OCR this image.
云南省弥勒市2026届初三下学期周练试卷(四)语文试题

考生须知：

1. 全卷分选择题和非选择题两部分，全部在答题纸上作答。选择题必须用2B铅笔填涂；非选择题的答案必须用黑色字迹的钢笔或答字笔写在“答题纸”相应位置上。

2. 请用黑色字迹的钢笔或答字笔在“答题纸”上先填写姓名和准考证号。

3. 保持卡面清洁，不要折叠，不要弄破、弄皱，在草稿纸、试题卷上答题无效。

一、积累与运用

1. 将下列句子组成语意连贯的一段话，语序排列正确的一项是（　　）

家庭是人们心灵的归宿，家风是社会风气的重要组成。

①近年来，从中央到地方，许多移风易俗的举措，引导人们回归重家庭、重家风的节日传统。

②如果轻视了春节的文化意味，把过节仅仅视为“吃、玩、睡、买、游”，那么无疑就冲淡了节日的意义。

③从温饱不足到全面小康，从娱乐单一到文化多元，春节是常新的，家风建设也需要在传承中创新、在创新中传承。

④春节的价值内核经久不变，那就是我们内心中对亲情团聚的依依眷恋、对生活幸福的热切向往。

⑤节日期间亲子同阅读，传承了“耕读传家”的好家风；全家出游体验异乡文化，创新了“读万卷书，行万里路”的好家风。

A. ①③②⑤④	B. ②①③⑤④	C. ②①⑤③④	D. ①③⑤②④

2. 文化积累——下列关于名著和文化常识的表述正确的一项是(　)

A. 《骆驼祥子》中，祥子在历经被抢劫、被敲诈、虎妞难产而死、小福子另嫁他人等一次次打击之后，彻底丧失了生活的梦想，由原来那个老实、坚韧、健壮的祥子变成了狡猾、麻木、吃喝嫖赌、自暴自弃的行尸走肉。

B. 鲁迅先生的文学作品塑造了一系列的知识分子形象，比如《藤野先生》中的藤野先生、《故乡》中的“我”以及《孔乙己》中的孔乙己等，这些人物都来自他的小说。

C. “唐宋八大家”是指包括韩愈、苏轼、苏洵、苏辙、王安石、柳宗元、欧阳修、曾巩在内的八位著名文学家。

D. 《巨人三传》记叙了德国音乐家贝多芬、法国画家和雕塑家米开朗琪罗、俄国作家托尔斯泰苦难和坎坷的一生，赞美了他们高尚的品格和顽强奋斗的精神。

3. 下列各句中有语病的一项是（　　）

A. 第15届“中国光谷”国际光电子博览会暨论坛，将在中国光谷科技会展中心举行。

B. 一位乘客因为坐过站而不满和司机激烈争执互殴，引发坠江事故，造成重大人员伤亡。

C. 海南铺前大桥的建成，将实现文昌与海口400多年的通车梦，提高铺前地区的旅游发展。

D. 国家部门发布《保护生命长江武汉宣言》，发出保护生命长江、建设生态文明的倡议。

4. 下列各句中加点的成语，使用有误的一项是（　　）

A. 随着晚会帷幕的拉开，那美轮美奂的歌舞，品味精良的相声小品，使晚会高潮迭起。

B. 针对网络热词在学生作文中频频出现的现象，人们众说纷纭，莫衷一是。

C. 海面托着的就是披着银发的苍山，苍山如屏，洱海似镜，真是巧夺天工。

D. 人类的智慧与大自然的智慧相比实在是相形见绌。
*-*-*
* _Task prompt_
Repeat the material above in full, keeping every word.

* _The result_
OCR this image.
云南省弥勒市2026届初三下学期周练试卷(四)语文试题

考生须知：

1. 全卷分选择题和非选择题两部分，全部在答题纸上作答。选择题必须用2B铅笔填涂；非选择题的答案必须用黑色字迹的钢笔或答字笔写在“答题纸”相应位置上。

2. 请用黑色字迹的钢笔或答字笔在“答题纸”上先填写姓名和准考证号。

3. 保持卡面清洁，不要折叠，不要弄破、弄皱，在草稿纸、试题卷上答题无效。

一、积累与运用

1. 将下列句子组成语意连贯的一段话，语序排列正确的一项是（　　）

家庭是人们心灵的归宿，家风是社会风气的重要组成。

①近年来，从中央到地方，许多移风易俗的举措，引导人们回归重家庭、重家风的节日传统。

②如果轻视了春节的文化意味，把过节仅仅视为“吃、玩、睡、买、游”，那么无疑就冲淡了节日的意义。

③从温饱不足到全面小康，从娱乐单一到文化多元，春节是常新的，家风建设也需要在传承中创新、在创新中传承。

④春节的价值内核经久不变，那就是我们内心中对亲情团聚的依依眷恋、对生活幸福的热切向往。

⑤节日期间亲子同阅读，传承了“耕读传家”的好家风；全家出游体验异乡文化，创新了“读万卷书，行万里路”的好家风。

A. ①③②⑤④	B. ②①③⑤④	C. ②①⑤③④	D. ①③⑤②④

2. 文化积累——下列关于名著和文化常识的表述正确的一项是(　)

A. 《骆驼祥子》中，祥子在历经被抢劫、被敲诈、虎妞难产而死、小福子另嫁他人等一次次打击之后，彻底丧失了生活的梦想，由原来那个老实、坚韧、健壮的祥子变成了狡猾、麻木、吃喝嫖赌、自暴自弃的行尸走肉。

B. 鲁迅先生的文学作品塑造了一系列的知识分子形象，比如《藤野先生》中的藤野先生、《故乡》中的“我”以及《孔乙己》中的孔乙己等，这些人物都来自他的小说。

C. “唐宋八大家”是指包括韩愈、苏轼、苏洵、苏辙、王安石、柳宗元、欧阳修、曾巩在内的八位著名文学家。

D. 《巨人三传》记叙了德国音乐家贝多芬、法国画家和雕塑家米开朗琪罗、俄国作家托尔斯泰苦难和坎坷的一生，赞美了他们高尚的品格和顽强奋斗的精神。

3. 下列各句中有语病的一项是（　　）

A. 第15届“中国光谷”国际光电子博览会暨论坛，将在中国光谷科技会展中心举行。

B. 一位乘客因为坐过站而不满和司机激烈争执互殴，引发坠江事故，造成重大人员伤亡。

C. 海南铺前大桥的建成，将实现文昌与海口400多年的通车梦，提高铺前地区的旅游发展。

D. 国家部门发布《保护生命长江武汉宣言》，发出保护生命长江、建设生态文明的倡议。

4. 下列各句中加点的成语，使用有误的一项是（　　）

A. 随着晚会帷幕的拉开，那美轮美奂的歌舞，品味精良的相声小品，使晚会高潮迭起。

B. 针对网络热词在学生作文中频频出现的现象，人们众说纷纭，莫衷一是。

C. 海面托着的就是披着银发的苍山，苍山如屏，洱海似镜，真是巧夺天工。

D. 人类的智慧与大自然的智慧相比实在是相形见绌。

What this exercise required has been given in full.